-- START Source records --

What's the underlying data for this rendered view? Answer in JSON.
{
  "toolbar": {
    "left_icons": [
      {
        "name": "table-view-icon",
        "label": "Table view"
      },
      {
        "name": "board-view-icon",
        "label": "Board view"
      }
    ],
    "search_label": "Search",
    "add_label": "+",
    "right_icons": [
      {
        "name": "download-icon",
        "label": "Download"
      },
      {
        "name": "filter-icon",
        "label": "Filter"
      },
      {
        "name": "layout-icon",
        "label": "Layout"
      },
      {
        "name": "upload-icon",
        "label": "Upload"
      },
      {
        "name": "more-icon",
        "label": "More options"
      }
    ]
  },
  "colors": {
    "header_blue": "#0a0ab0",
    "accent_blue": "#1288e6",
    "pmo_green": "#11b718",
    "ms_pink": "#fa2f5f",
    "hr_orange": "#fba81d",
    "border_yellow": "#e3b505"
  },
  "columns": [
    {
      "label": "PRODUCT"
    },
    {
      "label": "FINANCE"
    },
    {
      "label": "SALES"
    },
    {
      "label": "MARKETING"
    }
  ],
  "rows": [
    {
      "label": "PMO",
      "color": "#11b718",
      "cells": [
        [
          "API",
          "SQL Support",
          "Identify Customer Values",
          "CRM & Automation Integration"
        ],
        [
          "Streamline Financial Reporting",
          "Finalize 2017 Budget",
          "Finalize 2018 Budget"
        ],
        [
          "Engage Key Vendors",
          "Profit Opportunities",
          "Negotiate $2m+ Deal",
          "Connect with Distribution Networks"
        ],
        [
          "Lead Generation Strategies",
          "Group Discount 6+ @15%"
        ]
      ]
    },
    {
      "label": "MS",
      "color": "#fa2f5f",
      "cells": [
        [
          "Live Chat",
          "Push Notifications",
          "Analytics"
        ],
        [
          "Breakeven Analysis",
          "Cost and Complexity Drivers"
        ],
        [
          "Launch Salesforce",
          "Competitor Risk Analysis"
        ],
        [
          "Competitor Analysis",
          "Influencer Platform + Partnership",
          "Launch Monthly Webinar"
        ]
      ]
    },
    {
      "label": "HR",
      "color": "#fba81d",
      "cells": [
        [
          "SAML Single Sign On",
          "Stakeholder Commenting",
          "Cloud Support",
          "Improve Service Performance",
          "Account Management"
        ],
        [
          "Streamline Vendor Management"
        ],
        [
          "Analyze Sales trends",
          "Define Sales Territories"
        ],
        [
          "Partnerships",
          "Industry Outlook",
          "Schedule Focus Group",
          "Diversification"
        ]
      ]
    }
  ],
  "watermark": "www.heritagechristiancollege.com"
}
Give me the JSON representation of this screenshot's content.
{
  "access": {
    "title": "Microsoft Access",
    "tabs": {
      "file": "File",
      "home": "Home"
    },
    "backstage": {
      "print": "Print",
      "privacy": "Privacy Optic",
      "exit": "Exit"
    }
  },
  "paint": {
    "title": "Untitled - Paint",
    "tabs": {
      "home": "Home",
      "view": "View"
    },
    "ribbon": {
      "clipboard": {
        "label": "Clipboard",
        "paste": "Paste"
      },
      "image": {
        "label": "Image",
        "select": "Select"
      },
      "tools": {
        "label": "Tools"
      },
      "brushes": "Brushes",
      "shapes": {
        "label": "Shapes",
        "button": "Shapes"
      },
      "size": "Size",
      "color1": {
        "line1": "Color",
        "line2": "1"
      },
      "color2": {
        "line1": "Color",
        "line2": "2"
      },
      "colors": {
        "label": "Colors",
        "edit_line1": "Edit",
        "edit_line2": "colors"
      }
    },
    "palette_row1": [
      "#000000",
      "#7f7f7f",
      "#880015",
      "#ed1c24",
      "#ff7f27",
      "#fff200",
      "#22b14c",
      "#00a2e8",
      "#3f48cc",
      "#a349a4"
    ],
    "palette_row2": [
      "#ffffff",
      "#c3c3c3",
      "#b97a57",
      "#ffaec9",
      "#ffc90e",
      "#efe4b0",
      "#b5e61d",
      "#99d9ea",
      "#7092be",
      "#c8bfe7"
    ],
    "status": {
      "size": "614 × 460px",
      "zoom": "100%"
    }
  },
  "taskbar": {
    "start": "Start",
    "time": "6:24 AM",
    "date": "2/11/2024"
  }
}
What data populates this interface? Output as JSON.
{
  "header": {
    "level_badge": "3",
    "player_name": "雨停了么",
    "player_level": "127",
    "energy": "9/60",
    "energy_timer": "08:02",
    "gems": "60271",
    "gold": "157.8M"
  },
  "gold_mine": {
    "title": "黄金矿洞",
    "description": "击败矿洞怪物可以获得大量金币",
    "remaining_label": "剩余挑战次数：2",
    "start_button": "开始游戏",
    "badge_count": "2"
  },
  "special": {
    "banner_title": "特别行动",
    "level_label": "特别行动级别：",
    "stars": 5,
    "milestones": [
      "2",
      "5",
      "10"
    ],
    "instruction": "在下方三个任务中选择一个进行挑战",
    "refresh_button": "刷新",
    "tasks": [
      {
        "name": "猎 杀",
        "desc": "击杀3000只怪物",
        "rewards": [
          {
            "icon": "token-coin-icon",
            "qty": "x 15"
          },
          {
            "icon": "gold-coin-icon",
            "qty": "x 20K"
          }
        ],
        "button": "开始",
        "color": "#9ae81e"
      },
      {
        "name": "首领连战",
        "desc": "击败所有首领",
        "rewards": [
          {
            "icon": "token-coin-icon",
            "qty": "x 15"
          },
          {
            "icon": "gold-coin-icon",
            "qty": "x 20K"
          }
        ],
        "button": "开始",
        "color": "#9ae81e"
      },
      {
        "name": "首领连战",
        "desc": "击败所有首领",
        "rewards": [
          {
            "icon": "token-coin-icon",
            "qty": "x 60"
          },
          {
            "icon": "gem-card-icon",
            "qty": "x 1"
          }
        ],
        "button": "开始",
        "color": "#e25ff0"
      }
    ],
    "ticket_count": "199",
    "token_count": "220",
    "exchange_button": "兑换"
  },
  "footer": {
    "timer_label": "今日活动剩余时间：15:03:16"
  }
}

-- END Source records --

Among the entries above, how many lines hold the string "data"? Give the number by itself.

2